**What this task involves:** Write out all of the lines below, exactly and completely.

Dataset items

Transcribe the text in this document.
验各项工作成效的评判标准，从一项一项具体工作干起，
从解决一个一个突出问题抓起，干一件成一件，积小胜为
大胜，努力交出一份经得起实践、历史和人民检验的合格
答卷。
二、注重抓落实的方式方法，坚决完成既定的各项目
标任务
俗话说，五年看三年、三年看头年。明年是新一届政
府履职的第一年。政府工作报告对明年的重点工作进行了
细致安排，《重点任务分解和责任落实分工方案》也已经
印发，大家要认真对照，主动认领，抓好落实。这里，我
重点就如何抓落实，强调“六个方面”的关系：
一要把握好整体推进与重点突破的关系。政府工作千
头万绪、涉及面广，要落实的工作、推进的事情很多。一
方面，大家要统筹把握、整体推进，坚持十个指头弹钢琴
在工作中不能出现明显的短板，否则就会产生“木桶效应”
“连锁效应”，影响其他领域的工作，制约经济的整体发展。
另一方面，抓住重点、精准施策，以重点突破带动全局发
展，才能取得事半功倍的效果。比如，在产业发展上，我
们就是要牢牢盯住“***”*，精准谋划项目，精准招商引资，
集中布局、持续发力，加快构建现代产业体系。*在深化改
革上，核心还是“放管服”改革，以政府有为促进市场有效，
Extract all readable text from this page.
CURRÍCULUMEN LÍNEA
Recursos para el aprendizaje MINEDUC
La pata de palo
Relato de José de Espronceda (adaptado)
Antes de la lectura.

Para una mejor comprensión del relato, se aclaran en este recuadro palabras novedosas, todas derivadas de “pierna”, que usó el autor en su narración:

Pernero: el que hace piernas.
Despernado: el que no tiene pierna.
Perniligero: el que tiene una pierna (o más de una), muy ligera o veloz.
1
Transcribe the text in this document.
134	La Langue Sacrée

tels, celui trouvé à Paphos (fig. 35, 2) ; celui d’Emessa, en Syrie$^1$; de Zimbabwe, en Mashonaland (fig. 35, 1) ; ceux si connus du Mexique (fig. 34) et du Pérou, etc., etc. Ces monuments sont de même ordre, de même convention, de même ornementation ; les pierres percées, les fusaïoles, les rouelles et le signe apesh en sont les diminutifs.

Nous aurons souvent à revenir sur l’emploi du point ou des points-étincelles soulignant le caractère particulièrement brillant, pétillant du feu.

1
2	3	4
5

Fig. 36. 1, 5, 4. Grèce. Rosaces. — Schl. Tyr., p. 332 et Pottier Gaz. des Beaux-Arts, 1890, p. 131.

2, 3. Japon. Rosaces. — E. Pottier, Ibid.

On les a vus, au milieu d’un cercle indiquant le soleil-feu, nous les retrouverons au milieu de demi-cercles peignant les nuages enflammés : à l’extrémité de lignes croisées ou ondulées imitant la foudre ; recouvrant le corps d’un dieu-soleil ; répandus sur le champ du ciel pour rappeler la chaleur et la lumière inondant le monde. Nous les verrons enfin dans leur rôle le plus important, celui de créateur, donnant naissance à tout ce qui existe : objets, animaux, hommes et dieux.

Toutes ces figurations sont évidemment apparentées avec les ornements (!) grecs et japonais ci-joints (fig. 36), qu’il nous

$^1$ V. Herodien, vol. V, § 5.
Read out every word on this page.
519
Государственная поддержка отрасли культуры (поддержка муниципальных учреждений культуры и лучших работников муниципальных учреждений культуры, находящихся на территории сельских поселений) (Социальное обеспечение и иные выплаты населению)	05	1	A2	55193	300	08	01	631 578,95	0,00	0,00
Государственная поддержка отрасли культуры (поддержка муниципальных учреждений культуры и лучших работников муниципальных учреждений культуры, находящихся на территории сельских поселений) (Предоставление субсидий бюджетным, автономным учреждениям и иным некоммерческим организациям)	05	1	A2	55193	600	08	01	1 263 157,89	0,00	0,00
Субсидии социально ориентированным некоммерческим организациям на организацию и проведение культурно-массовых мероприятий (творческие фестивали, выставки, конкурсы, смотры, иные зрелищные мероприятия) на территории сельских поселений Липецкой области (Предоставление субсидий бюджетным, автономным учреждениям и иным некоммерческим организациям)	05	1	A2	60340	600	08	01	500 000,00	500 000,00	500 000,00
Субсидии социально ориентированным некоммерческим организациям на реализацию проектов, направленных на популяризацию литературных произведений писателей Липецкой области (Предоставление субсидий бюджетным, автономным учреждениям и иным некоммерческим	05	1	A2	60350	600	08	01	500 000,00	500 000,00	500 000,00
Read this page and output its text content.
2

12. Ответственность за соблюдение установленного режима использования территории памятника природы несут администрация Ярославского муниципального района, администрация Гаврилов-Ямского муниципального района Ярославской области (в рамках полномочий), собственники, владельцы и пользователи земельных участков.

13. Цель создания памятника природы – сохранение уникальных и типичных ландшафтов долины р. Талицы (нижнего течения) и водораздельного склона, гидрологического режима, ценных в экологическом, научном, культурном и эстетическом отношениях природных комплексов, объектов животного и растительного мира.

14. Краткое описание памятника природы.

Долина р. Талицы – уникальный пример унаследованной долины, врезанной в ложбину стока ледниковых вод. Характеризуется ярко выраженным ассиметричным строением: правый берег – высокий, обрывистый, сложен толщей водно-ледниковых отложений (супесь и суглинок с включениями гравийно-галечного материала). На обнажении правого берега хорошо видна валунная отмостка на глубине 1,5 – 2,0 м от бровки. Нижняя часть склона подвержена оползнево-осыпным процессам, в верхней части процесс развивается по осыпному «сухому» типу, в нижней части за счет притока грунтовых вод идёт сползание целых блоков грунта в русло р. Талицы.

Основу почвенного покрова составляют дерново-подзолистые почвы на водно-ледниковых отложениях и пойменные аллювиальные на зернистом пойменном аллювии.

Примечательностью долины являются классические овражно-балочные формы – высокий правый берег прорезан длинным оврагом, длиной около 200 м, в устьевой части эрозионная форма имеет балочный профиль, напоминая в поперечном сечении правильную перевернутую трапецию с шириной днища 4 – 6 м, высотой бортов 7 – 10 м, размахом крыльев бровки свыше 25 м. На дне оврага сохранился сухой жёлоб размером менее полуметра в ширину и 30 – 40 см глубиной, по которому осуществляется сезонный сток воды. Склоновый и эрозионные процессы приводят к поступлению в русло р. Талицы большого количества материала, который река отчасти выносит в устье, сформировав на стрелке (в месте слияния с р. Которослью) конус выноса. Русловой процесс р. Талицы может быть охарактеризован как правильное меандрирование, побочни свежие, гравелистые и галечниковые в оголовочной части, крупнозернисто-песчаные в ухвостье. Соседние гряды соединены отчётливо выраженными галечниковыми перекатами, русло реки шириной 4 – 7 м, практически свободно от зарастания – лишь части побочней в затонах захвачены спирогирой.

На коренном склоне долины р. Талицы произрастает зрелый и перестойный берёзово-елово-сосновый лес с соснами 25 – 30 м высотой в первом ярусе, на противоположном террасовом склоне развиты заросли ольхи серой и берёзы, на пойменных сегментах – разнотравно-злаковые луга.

**Final result:**
Transcribe the text in this document.
验各项工作成效的评判标准，从一项一项具体工作干起，
从解决一个一个突出问题抓起，干一件成一件，积小胜为
大胜，努力交出一份经得起实践、历史和人民检验的合格
答卷。
二、注重抓落实的方式方法，坚决完成既定的各项目
标任务
俗话说，五年看三年、三年看头年。明年是新一届政
府履职的第一年。政府工作报告对明年的重点工作进行了
细致安排，《重点任务分解和责任落实分工方案》也已经
印发，大家要认真对照，主动认领，抓好落实。这里，我
重点就如何抓落实，强调“六个方面”的关系：
一要把握好整体推进与重点突破的关系。政府工作千
头万绪、涉及面广，要落实的工作、推进的事情很多。一
方面，大家要统筹把握、整体推进，坚持十个指头弹钢琴
在工作中不能出现明显的短板，否则就会产生“木桶效应”
“连锁效应”，影响其他领域的工作，制约经济的整体发展。
另一方面，抓住重点、精准施策，以重点突破带动全局发
展，才能取得事半功倍的效果。比如，在产业发展上，我
们就是要牢牢盯住“***”*，精准谋划项目，精准招商引资，
集中布局、持续发力，加快构建现代产业体系。*在深化改
革上，核心还是“放管服”改革，以政府有为促进市场有效，
Extract all readable text from this page.
CURRÍCULUMEN LÍNEA
Recursos para el aprendizaje MINEDUC
La pata de palo
Relato de José de Espronceda (adaptado)
Antes de la lectura.

Para una mejor comprensión del relato, se aclaran en este recuadro palabras novedosas, todas derivadas de “pierna”, que usó el autor en su narración:

Pernero: el que hace piernas.
Despernado: el que no tiene pierna.
Perniligero: el que tiene una pierna (o más de una), muy ligera o veloz.
1
Transcribe the text in this document.
134	La Langue Sacrée

tels, celui trouvé à Paphos (fig. 35, 2) ; celui d’Emessa, en Syrie$^1$; de Zimbabwe, en Mashonaland (fig. 35, 1) ; ceux si connus du Mexique (fig. 34) et du Pérou, etc., etc. Ces monuments sont de même ordre, de même convention, de même ornementation ; les pierres percées, les fusaïoles, les rouelles et le signe apesh en sont les diminutifs.

Nous aurons souvent à revenir sur l’emploi du point ou des points-étincelles soulignant le caractère particulièrement brillant, pétillant du feu.

1
2	3	4
5

Fig. 36. 1, 5, 4. Grèce. Rosaces. — Schl. Tyr., p. 332 et Pottier Gaz. des Beaux-Arts, 1890, p. 131.

2, 3. Japon. Rosaces. — E. Pottier, Ibid.

On les a vus, au milieu d’un cercle indiquant le soleil-feu, nous les retrouverons au milieu de demi-cercles peignant les nuages enflammés : à l’extrémité de lignes croisées ou ondulées imitant la foudre ; recouvrant le corps d’un dieu-soleil ; répandus sur le champ du ciel pour rappeler la chaleur et la lumière inondant le monde. Nous les verrons enfin dans leur rôle le plus important, celui de créateur, donnant naissance à tout ce qui existe : objets, animaux, hommes et dieux.

Toutes ces figurations sont évidemment apparentées avec les ornements (!) grecs et japonais ci-joints (fig. 36), qu’il nous

$^1$ V. Herodien, vol. V, § 5.
Read out every word on this page.
519
Государственная поддержка отрасли культуры (поддержка муниципальных учреждений культуры и лучших работников муниципальных учреждений культуры, находящихся на территории сельских поселений) (Социальное обеспечение и иные выплаты населению)	05	1	A2	55193	300	08	01	631 578,95	0,00	0,00
Государственная поддержка отрасли культуры (поддержка муниципальных учреждений культуры и лучших работников муниципальных учреждений культуры, находящихся на территории сельских поселений) (Предоставление субсидий бюджетным, автономным учреждениям и иным некоммерческим организациям)	05	1	A2	55193	600	08	01	1 263 157,89	0,00	0,00
Субсидии социально ориентированным некоммерческим организациям на организацию и проведение культурно-массовых мероприятий (творческие фестивали, выставки, конкурсы, смотры, иные зрелищные мероприятия) на территории сельских поселений Липецкой области (Предоставление субсидий бюджетным, автономным учреждениям и иным некоммерческим организациям)	05	1	A2	60340	600	08	01	500 000,00	500 000,00	500 000,00
Субсидии социально ориентированным некоммерческим организациям на реализацию проектов, направленных на популяризацию литературных произведений писателей Липецкой области (Предоставление субсидий бюджетным, автономным учреждениям и иным некоммерческим	05	1	A2	60350	600	08	01	500 000,00	500 000,00	500 000,00
Read this page and output its text content.
2

12. Ответственность за соблюдение установленного режима использования территории памятника природы несут администрация Ярославского муниципального района, администрация Гаврилов-Ямского муниципального района Ярославской области (в рамках полномочий), собственники, владельцы и пользователи земельных участков.

13. Цель создания памятника природы – сохранение уникальных и типичных ландшафтов долины р. Талицы (нижнего течения) и водораздельного склона, гидрологического режима, ценных в экологическом, научном, культурном и эстетическом отношениях природных комплексов, объектов животного и растительного мира.

14. Краткое описание памятника природы.

Долина р. Талицы – уникальный пример унаследованной долины, врезанной в ложбину стока ледниковых вод. Характеризуется ярко выраженным ассиметричным строением: правый берег – высокий, обрывистый, сложен толщей водно-ледниковых отложений (супесь и суглинок с включениями гравийно-галечного материала). На обнажении правого берега хорошо видна валунная отмостка на глубине 1,5 – 2,0 м от бровки. Нижняя часть склона подвержена оползнево-осыпным процессам, в верхней части процесс развивается по осыпному «сухому» типу, в нижней части за счет притока грунтовых вод идёт сползание целых блоков грунта в русло р. Талицы.

Основу почвенного покрова составляют дерново-подзолистые почвы на водно-ледниковых отложениях и пойменные аллювиальные на зернистом пойменном аллювии.

Примечательностью долины являются классические овражно-балочные формы – высокий правый берег прорезан длинным оврагом, длиной около 200 м, в устьевой части эрозионная форма имеет балочный профиль, напоминая в поперечном сечении правильную перевернутую трапецию с шириной днища 4 – 6 м, высотой бортов 7 – 10 м, размахом крыльев бровки свыше 25 м. На дне оврага сохранился сухой жёлоб размером менее полуметра в ширину и 30 – 40 см глубиной, по которому осуществляется сезонный сток воды. Склоновый и эрозионные процессы приводят к поступлению в русло р. Талицы большого количества материала, который река отчасти выносит в устье, сформировав на стрелке (в месте слияния с р. Которослью) конус выноса. Русловой процесс р. Талицы может быть охарактеризован как правильное меандрирование, побочни свежие, гравелистые и галечниковые в оголовочной части, крупнозернисто-песчаные в ухвостье. Соседние гряды соединены отчётливо выраженными галечниковыми перекатами, русло реки шириной 4 – 7 м, практически свободно от зарастания – лишь части побочней в затонах захвачены спирогирой.

На коренном склоне долины р. Талицы произрастает зрелый и перестойный берёзово-елово-сосновый лес с соснами 25 – 30 м высотой в первом ярусе, на противоположном террасовом склоне развиты заросли ольхи серой и берёзы, на пойменных сегментах – разнотравно-злаковые луга.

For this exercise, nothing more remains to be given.